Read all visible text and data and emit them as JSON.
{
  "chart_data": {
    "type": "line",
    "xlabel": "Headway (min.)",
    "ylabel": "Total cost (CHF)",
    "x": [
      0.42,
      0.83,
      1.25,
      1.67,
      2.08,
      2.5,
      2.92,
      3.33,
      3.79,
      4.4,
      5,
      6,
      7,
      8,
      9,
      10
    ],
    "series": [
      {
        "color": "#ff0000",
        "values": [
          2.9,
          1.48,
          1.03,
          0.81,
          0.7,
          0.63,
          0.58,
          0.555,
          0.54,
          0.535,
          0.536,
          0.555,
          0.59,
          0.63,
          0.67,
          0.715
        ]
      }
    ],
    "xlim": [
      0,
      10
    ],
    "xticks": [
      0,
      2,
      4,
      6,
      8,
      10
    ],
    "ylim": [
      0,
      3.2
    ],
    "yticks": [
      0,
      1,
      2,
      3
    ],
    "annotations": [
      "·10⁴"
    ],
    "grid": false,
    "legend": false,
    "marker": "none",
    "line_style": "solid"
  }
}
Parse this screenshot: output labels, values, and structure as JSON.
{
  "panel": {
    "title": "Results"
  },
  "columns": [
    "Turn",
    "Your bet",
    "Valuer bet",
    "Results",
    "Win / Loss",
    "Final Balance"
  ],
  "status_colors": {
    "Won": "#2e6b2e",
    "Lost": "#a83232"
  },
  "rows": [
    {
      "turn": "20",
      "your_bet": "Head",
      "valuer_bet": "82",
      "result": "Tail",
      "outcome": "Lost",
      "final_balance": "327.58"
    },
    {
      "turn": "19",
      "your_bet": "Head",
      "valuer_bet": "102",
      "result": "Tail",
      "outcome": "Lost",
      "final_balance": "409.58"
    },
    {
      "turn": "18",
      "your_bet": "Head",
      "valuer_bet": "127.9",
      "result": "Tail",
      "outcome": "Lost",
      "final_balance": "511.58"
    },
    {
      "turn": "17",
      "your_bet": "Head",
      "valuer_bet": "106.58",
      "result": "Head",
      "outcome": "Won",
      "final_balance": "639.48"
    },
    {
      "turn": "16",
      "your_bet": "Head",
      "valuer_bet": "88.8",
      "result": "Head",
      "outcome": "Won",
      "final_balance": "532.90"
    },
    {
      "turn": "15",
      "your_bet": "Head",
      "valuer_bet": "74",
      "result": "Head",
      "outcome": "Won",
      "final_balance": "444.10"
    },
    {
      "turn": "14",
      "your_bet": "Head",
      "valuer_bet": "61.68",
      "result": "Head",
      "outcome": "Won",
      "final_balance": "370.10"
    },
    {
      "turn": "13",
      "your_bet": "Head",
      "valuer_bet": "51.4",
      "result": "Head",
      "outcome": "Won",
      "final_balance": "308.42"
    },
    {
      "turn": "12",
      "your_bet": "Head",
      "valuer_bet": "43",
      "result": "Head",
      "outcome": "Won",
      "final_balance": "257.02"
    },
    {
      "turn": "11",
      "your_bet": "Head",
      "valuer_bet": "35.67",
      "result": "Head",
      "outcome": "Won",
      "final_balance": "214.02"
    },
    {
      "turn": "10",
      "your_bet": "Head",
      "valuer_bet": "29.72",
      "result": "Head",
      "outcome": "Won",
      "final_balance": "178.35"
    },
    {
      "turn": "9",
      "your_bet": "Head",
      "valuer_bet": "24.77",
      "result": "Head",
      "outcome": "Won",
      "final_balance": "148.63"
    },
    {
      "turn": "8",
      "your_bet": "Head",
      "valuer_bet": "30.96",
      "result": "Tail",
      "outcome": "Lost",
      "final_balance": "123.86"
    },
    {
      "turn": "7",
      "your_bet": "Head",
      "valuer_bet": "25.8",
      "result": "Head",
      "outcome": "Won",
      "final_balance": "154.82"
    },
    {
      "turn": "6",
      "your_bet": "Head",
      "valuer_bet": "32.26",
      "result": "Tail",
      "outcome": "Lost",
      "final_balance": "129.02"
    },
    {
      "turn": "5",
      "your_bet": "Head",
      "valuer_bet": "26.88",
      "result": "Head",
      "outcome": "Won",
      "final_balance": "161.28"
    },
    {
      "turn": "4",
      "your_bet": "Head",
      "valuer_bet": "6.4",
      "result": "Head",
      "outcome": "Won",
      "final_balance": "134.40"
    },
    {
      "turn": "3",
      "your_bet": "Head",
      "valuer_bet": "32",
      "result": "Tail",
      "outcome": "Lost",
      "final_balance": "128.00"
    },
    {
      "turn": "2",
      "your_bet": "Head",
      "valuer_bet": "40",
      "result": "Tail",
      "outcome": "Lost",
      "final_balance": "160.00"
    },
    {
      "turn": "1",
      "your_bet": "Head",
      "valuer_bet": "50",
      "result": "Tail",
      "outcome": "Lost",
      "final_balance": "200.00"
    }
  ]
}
-=-=-=-=-
TASK GOAL:
Your task is to print all of the records exactly.

SOLUTION TO THIS PROBLEM:
Read all visible text and data and emit them as JSON.
{
  "chart_data": {
    "type": "line",
    "xlabel": "Headway (min.)",
    "ylabel": "Total cost (CHF)",
    "x": [
      0.42,
      0.83,
      1.25,
      1.67,
      2.08,
      2.5,
      2.92,
      3.33,
      3.79,
      4.4,
      5,
      6,
      7,
      8,
      9,
      10
    ],
    "series": [
      {
        "color": "#ff0000",
        "values": [
          2.9,
          1.48,
          1.03,
          0.81,
          0.7,
          0.63,
          0.58,
          0.555,
          0.54,
          0.535,
          0.536,
          0.555,
          0.59,
          0.63,
          0.67,
          0.715
        ]
      }
    ],
    "xlim": [
      0,
      10
    ],
    "xticks": [
      0,
      2,
      4,
      6,
      8,
      10
    ],
    "ylim": [
      0,
      3.2
    ],
    "yticks": [
      0,
      1,
      2,
      3
    ],
    "annotations": [
      "·10⁴"
    ],
    "grid": false,
    "legend": false,
    "marker": "none",
    "line_style": "solid"
  }
}
Parse this screenshot: output labels, values, and structure as JSON.
{
  "panel": {
    "title": "Results"
  },
  "columns": [
    "Turn",
    "Your bet",
    "Valuer bet",
    "Results",
    "Win / Loss",
    "Final Balance"
  ],
  "status_colors": {
    "Won": "#2e6b2e",
    "Lost": "#a83232"
  },
  "rows": [
    {
      "turn": "20",
      "your_bet": "Head",
      "valuer_bet": "82",
      "result": "Tail",
      "outcome": "Lost",
      "final_balance": "327.58"
    },
    {
      "turn": "19",
      "your_bet": "Head",
      "valuer_bet": "102",
      "result": "Tail",
      "outcome": "Lost",
      "final_balance": "409.58"
    },
    {
      "turn": "18",
      "your_bet": "Head",
      "valuer_bet": "127.9",
      "result": "Tail",
      "outcome": "Lost",
      "final_balance": "511.58"
    },
    {
      "turn": "17",
      "your_bet": "Head",
      "valuer_bet": "106.58",
      "result": "Head",
      "outcome": "Won",
      "final_balance": "639.48"
    },
    {
      "turn": "16",
      "your_bet": "Head",
      "valuer_bet": "88.8",
      "result": "Head",
      "outcome": "Won",
      "final_balance": "532.90"
    },
    {
      "turn": "15",
      "your_bet": "Head",
      "valuer_bet": "74",
      "result": "Head",
      "outcome": "Won",
      "final_balance": "444.10"
    },
    {
      "turn": "14",
      "your_bet": "Head",
      "valuer_bet": "61.68",
      "result": "Head",
      "outcome": "Won",
      "final_balance": "370.10"
    },
    {
      "turn": "13",
      "your_bet": "Head",
      "valuer_bet": "51.4",
      "result": "Head",
      "outcome": "Won",
      "final_balance": "308.42"
    },
    {
      "turn": "12",
      "your_bet": "Head",
      "valuer_bet": "43",
      "result": "Head",
      "outcome": "Won",
      "final_balance": "257.02"
    },
    {
      "turn": "11",
      "your_bet": "Head",
      "valuer_bet": "35.67",
      "result": "Head",
      "outcome": "Won",
      "final_balance": "214.02"
    },
    {
      "turn": "10",
      "your_bet": "Head",
      "valuer_bet": "29.72",
      "result": "Head",
      "outcome": "Won",
      "final_balance": "178.35"
    },
    {
      "turn": "9",
      "your_bet": "Head",
      "valuer_bet": "24.77",
      "result": "Head",
      "outcome": "Won",
      "final_balance": "148.63"
    },
    {
      "turn": "8",
      "your_bet": "Head",
      "valuer_bet": "30.96",
      "result": "Tail",
      "outcome": "Lost",
      "final_balance": "123.86"
    },
    {
      "turn": "7",
      "your_bet": "Head",
      "valuer_bet": "25.8",
      "result": "Head",
      "outcome": "Won",
      "final_balance": "154.82"
    },
    {
      "turn": "6",
      "your_bet": "Head",
      "valuer_bet": "32.26",
      "result": "Tail",
      "outcome": "Lost",
      "final_balance": "129.02"
    },
    {
      "turn": "5",
      "your_bet": "Head",
      "valuer_bet": "26.88",
      "result": "Head",
      "outcome": "Won",
      "final_balance": "161.28"
    },
    {
      "turn": "4",
      "your_bet": "Head",
      "valuer_bet": "6.4",
      "result": "Head",
      "outcome": "Won",
      "final_balance": "134.40"
    },
    {
      "turn": "3",
      "your_bet": "Head",
      "valuer_bet": "32",
      "result": "Tail",
      "outcome": "Lost",
      "final_balance": "128.00"
    },
    {
      "turn": "2",
      "your_bet": "Head",
      "valuer_bet": "40",
      "result": "Tail",
      "outcome": "Lost",
      "final_balance": "160.00"
    },
    {
      "turn": "1",
      "your_bet": "Head",
      "valuer_bet": "50",
      "result": "Tail",
      "outcome": "Lost",
      "final_balance": "200.00"
    }
  ]
}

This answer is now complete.